======== PROVIDED DATA ========

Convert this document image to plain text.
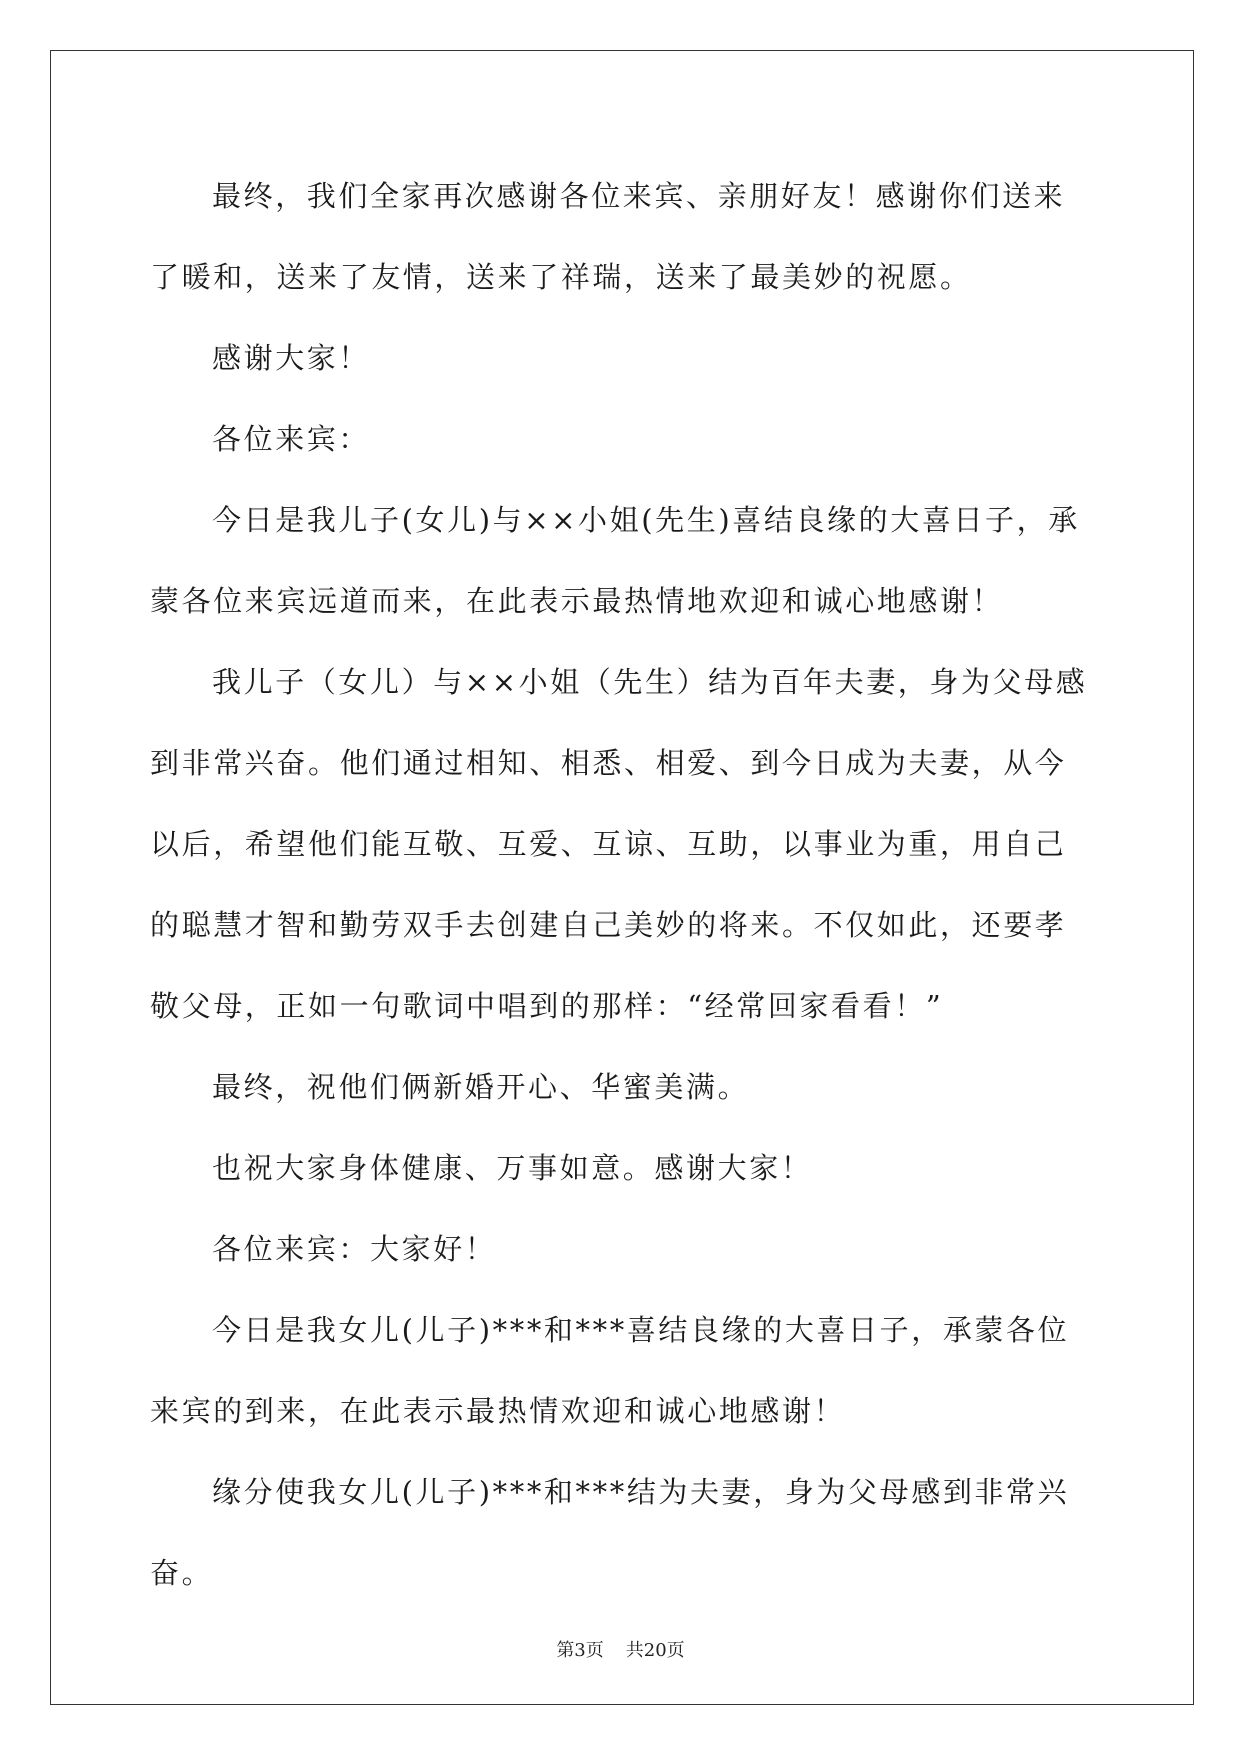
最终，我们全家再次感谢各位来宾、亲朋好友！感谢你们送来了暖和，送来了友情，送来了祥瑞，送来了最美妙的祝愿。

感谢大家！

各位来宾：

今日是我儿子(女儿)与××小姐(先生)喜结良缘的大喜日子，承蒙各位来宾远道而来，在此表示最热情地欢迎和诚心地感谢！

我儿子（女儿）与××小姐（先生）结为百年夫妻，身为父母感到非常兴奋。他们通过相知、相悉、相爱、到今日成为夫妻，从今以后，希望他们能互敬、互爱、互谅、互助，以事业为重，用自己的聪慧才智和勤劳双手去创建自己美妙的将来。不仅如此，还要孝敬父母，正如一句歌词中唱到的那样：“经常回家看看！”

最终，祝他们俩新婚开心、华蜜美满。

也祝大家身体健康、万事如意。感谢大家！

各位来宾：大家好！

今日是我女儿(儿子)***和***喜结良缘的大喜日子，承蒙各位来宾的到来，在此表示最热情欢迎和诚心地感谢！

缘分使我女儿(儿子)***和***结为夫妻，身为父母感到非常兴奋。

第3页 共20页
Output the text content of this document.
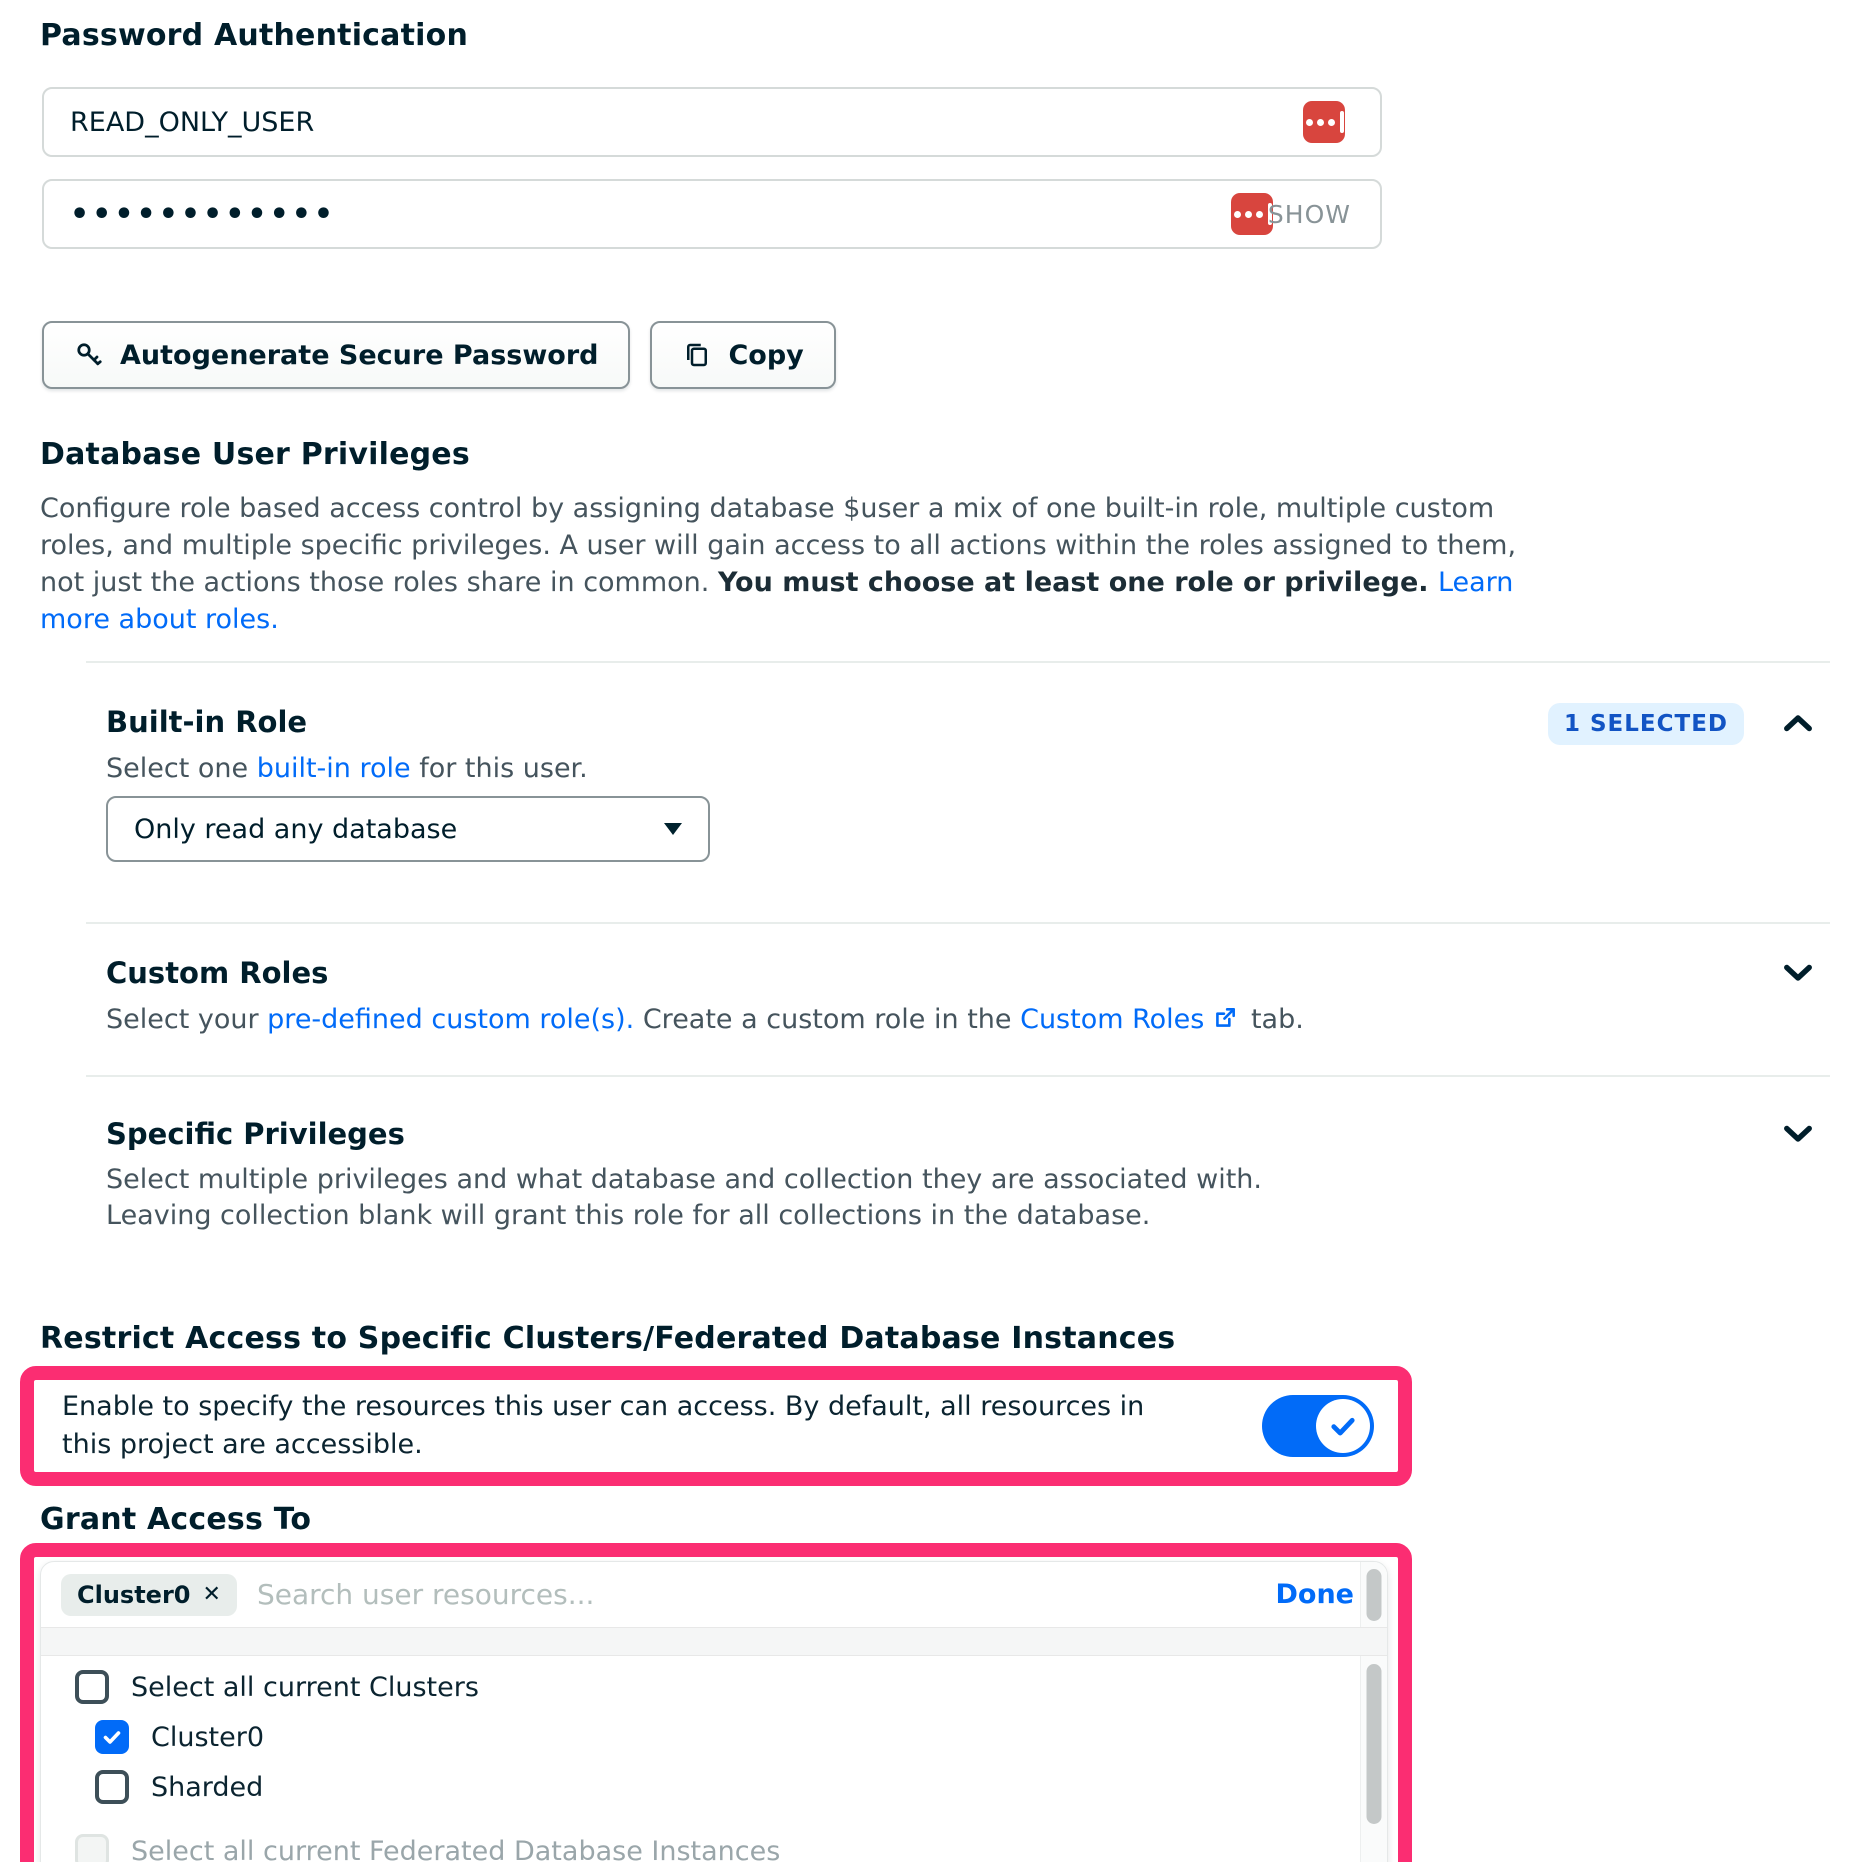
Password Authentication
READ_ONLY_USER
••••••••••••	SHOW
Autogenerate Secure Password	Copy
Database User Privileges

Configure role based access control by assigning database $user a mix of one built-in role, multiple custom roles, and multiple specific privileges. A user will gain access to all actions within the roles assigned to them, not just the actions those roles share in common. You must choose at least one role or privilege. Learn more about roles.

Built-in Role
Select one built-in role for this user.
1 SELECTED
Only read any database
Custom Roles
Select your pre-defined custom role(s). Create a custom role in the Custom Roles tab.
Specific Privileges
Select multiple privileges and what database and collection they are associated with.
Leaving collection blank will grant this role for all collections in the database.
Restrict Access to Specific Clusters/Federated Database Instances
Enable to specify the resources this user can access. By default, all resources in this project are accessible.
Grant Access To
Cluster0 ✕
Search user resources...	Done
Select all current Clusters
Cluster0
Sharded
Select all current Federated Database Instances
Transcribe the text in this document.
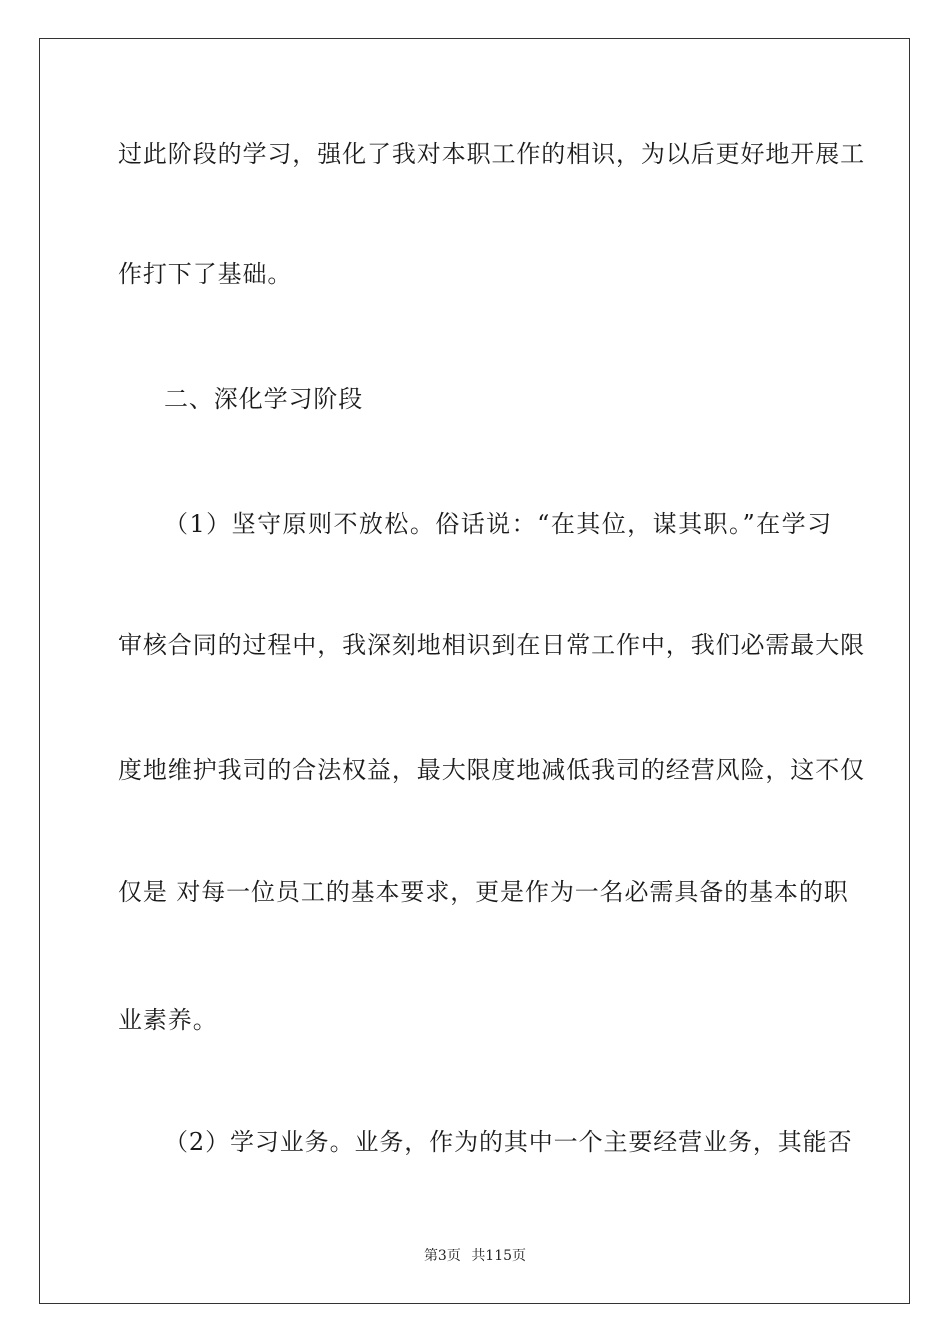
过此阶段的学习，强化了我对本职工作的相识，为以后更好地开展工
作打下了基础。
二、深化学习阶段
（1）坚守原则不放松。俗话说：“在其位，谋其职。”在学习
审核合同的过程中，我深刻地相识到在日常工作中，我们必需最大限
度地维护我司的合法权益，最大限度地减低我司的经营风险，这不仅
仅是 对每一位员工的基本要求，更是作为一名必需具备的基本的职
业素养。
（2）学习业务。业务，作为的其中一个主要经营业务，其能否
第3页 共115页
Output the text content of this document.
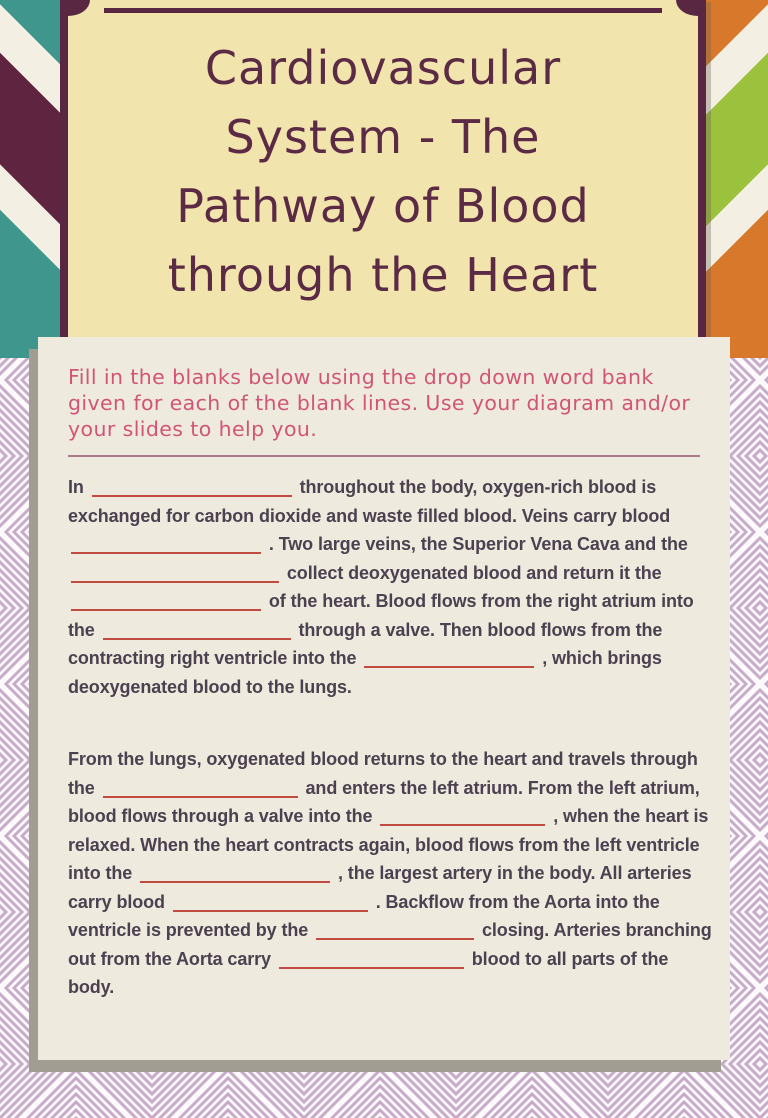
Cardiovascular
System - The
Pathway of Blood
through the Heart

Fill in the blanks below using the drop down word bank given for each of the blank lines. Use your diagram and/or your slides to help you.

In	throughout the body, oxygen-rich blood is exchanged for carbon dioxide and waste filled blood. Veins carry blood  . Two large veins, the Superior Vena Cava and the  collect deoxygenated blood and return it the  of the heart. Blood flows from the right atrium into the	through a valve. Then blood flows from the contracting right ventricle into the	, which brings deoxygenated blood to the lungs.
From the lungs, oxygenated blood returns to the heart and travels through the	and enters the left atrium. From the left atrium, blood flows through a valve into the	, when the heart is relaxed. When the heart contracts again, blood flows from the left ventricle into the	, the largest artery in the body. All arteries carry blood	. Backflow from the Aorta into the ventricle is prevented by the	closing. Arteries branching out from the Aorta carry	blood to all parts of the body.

========

### TASK TO COMPLETE
Which lines include "resources"? Copy each of them out.

### RESULT OF THIS TASK
Enable to specify the resources this user can access. By default, all resources in this project are accessible.
Search user resources...	Done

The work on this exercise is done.